▶ **TO BE DONE**: Can you carry the article about Canada's medals at the alpine skiing world championships forward from its final sentence?

### PAGE TEXT ###

Last week, Canada’s Jack Crawford pulled off a stunning upset to win gold in the men’s super-G before world-championships rookie Cam Alexander scored an improbable bronze in the men’s downhill. Today’s unlikely team bronze gave Canada its third medal of the world championships, tying a long-standing national record most recently equalled in 2017.

The mixed team parallel event is a bracket-style competition in which teams of four (two men and two women) from each country square off in head-to-head slalom matchups. Each skier races side-by-side against their opponent. Whoever crosses the finish line first scores a point for their team, and the first team to three points advances to the next round. If it’s tied 2-2, the team with the best combined time between their fastest male and female skier wins.

The Canadian team, seeded eighth in the 16-team bracket, opened with a 4-0 rout of No. 9 Slovenia before shocking top-ranked Switzerland on the tiebreaker. Grenier, Richardson and the Read brothers then lost their semifinal against the fifth-seeded United States, sending them to the bronze matchup, where they upset No. 2 Austria on the tiebreaker. The U.S. went on to win gold despite its best skier, Mikael Shiffrin, opting to skip the event.

Canada won three medals at the alpine world championships in 1958 (when Lucille Wheeler captured a pair of gold and a silver), 1968 (when the great Nancy Greene Raine did the same) and 2017 (when Erik Guay won gold and silver and Manny Osborne-Paradis added bronze).

### DATASET ###

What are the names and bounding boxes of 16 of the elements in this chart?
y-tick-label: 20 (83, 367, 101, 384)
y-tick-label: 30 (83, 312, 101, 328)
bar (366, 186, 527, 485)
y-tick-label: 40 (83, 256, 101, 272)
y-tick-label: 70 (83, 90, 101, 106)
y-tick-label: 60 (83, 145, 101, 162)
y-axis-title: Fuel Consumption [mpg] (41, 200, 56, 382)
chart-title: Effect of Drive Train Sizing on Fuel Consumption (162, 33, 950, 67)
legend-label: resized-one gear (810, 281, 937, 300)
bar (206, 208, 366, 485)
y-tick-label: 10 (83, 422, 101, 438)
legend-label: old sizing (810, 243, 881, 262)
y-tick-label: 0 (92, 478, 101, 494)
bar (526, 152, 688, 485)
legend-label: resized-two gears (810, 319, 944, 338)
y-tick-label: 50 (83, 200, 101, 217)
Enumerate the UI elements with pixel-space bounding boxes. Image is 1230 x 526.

###
### DATASET ###

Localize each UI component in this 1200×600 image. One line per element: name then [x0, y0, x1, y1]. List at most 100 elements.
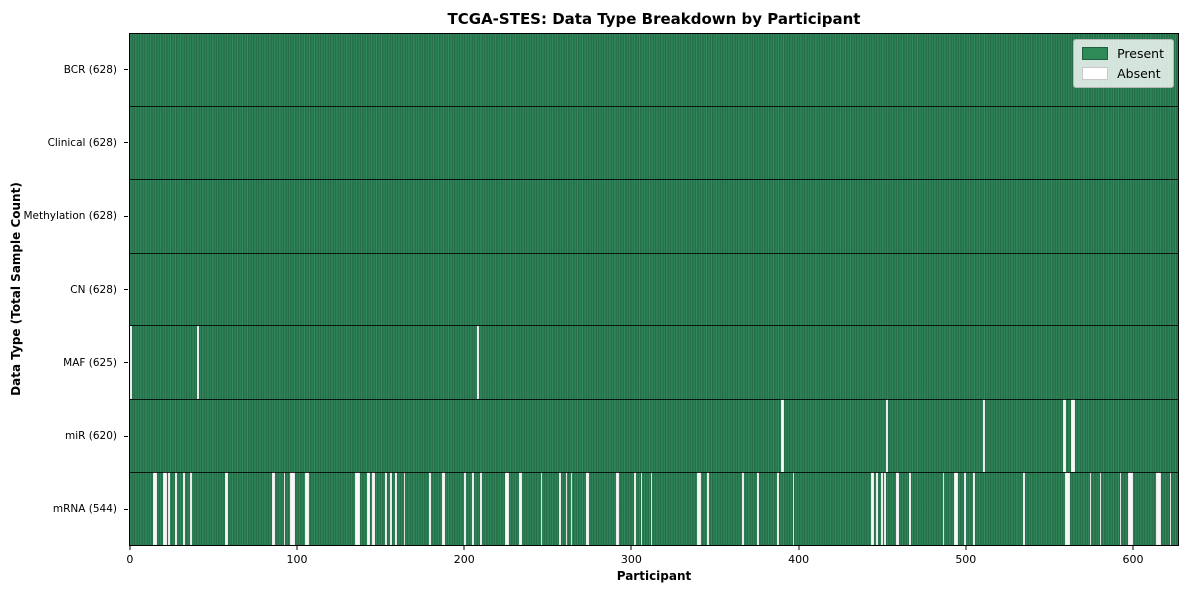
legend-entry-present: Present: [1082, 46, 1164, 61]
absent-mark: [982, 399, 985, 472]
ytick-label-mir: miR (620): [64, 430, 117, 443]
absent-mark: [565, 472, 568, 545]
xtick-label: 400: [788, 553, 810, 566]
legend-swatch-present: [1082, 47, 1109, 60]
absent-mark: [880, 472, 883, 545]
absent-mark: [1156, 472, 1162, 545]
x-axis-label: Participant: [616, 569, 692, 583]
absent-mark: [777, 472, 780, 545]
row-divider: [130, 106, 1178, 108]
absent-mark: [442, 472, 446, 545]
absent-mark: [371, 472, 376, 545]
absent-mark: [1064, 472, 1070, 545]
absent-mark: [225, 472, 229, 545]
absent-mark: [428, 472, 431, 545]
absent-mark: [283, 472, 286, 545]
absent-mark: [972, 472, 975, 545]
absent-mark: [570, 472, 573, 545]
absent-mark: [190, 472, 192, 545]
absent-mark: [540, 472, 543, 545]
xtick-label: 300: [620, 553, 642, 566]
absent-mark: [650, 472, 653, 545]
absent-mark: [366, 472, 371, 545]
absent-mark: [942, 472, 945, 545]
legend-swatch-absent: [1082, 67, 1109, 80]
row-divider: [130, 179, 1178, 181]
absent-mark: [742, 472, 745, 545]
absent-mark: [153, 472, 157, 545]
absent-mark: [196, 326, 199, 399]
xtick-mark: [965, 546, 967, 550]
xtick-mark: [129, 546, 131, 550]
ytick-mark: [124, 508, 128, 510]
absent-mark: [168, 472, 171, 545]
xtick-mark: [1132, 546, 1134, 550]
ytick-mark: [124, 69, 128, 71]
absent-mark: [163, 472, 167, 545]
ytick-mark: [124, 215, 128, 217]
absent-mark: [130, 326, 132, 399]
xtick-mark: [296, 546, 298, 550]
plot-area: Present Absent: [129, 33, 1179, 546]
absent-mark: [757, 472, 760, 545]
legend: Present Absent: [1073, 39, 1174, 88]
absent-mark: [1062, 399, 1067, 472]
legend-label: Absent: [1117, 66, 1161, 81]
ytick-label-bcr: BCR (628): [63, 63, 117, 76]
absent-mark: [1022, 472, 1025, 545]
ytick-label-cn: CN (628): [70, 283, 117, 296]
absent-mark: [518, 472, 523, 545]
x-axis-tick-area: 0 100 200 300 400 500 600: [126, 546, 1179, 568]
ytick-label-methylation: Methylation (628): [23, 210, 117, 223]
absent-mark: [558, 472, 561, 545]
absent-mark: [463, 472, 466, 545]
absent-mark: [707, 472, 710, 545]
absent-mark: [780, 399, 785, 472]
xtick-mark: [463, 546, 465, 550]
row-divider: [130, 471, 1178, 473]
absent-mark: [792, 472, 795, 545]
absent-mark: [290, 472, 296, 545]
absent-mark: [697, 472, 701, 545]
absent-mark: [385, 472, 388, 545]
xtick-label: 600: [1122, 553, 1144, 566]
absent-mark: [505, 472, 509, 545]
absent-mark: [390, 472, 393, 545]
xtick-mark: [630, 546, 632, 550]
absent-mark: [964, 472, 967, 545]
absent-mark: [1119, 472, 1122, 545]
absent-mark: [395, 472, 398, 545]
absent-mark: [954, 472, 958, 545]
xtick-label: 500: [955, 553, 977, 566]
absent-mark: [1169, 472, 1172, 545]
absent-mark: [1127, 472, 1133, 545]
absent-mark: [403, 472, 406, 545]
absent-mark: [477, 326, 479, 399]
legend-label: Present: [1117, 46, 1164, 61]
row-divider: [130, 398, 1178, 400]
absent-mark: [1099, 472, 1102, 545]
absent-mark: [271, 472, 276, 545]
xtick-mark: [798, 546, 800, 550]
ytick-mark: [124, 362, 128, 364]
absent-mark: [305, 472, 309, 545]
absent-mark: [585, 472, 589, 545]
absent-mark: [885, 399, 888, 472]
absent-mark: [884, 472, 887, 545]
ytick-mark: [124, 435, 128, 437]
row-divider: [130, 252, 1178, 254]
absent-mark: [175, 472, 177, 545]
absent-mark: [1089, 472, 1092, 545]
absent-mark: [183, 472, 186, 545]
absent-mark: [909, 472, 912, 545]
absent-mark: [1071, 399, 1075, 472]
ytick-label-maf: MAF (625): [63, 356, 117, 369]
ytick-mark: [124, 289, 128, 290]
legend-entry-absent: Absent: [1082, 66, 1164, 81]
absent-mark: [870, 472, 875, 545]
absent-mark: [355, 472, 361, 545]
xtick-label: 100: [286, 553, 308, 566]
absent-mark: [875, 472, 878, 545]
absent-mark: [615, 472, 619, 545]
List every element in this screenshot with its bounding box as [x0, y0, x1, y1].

###
### DATASET ###

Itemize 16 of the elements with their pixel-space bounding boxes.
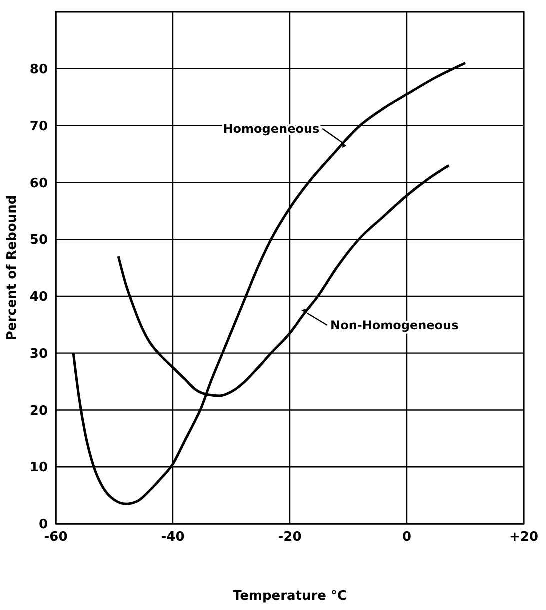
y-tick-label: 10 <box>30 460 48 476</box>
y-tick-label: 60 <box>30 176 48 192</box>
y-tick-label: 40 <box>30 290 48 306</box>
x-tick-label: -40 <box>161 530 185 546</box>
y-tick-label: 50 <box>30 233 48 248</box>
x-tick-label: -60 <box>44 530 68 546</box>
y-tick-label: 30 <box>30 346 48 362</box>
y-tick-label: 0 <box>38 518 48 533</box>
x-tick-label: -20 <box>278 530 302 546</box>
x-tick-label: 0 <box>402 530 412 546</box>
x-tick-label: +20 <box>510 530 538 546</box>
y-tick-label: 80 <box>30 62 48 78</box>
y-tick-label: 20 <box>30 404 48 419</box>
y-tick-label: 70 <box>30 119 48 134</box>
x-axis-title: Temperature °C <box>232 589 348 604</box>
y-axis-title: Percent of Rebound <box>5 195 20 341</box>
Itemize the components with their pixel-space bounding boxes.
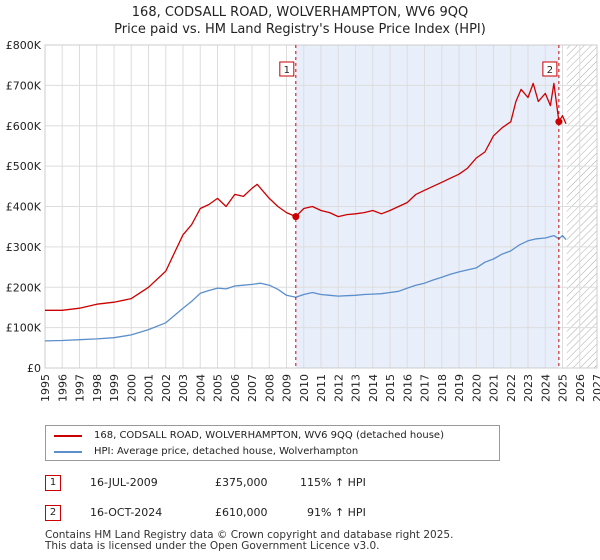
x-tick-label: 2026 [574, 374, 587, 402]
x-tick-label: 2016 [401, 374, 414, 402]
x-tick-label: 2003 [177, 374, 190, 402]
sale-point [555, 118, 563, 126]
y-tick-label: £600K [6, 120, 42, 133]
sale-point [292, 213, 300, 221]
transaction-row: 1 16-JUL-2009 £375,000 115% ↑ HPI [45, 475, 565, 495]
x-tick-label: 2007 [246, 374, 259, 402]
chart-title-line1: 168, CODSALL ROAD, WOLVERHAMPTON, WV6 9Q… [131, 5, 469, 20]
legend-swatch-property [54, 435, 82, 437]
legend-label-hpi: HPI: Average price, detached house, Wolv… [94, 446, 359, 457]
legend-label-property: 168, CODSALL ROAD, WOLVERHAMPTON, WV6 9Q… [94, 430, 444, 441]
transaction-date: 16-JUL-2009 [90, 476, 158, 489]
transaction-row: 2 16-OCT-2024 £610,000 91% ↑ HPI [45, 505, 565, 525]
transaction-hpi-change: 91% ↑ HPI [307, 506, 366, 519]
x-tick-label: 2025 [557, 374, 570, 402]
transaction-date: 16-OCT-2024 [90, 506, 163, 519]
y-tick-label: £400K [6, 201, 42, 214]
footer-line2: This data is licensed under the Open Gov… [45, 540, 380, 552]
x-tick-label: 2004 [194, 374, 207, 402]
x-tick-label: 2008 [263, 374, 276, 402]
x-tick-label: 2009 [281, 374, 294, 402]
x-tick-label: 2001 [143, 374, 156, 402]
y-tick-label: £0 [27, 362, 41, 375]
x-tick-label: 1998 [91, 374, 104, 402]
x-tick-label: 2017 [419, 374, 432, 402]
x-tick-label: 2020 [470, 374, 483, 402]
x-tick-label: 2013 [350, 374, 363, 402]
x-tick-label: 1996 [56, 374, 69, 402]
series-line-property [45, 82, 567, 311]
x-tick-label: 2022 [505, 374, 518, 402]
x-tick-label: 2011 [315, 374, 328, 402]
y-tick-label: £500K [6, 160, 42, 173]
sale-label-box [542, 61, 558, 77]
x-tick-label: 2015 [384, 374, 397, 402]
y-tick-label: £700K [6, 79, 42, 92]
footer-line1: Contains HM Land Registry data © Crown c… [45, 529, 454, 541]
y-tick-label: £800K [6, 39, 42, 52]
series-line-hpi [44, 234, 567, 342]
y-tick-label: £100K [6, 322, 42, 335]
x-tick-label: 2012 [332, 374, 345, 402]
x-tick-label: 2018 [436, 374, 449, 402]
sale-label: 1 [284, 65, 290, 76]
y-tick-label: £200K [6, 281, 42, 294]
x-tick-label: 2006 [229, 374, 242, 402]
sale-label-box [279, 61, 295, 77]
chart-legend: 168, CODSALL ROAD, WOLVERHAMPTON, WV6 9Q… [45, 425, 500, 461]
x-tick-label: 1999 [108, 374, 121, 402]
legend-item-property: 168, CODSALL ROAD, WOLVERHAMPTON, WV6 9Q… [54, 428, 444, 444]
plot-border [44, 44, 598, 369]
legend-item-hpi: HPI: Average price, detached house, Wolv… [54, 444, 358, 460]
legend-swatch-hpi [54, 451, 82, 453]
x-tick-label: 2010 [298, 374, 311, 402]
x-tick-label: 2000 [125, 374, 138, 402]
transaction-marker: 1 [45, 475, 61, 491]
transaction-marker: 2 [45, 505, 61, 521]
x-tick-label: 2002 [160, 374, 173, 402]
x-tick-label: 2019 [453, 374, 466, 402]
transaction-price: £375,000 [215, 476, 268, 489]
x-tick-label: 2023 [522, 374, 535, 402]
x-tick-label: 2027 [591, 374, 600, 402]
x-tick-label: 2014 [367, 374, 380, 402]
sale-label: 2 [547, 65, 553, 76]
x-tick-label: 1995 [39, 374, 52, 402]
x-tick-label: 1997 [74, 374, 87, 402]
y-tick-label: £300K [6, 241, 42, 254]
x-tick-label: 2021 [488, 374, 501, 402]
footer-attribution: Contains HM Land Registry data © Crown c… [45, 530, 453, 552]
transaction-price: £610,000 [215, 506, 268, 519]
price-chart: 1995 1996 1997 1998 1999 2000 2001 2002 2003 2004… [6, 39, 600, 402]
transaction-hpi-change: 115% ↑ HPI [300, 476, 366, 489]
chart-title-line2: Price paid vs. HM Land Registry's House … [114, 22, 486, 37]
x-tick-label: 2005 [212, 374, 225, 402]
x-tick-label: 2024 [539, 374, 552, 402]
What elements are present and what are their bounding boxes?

###

▶ **TASK OUTPUT**:
Few expected this year’s team to match the national record after some lean years for the Canadian program. Though Crawford grabbed a surprising Olympic bronze in the men’s combined event last year (and placed fourth in the downhill), Canada’s alpine winnings over the previous six Winter Games consisted of just a single bronze medal — the same as Liechtenstein, a country with fewer than 40,000 people. And Canadians were completely shut out of the medals at the biennial world championships in 2019 and 2021.

Canada ranks fourth in the medal standings in France with four podium opportunities left, all in the slalom or giant slalom. A record-setting fourth medal would be a surprise, as only one Canadian is ranked in the top 15 of the World Cup standings for those disciplines. But Grenier, who’s ninth in the women’s giant slalom, showed last month that she’s capable of a big upset by beating Shiffrin to win a World Cup race in Slovenia.

No Canadians qualified for tomorrow’s knockout rounds in the men’s and women’s individual parallel slalom events (live at 6 a.m. ET on CBCSports.ca, the CBC Sports app and CBC Gem). The women’s and men’s giant slaloms go Thursday and Friday, respectively, before the worlds close with the women’s and men’s slaloms on Saturday and Sunday, respectively. Read more about today’s team bronze by Canada and watch highlights here.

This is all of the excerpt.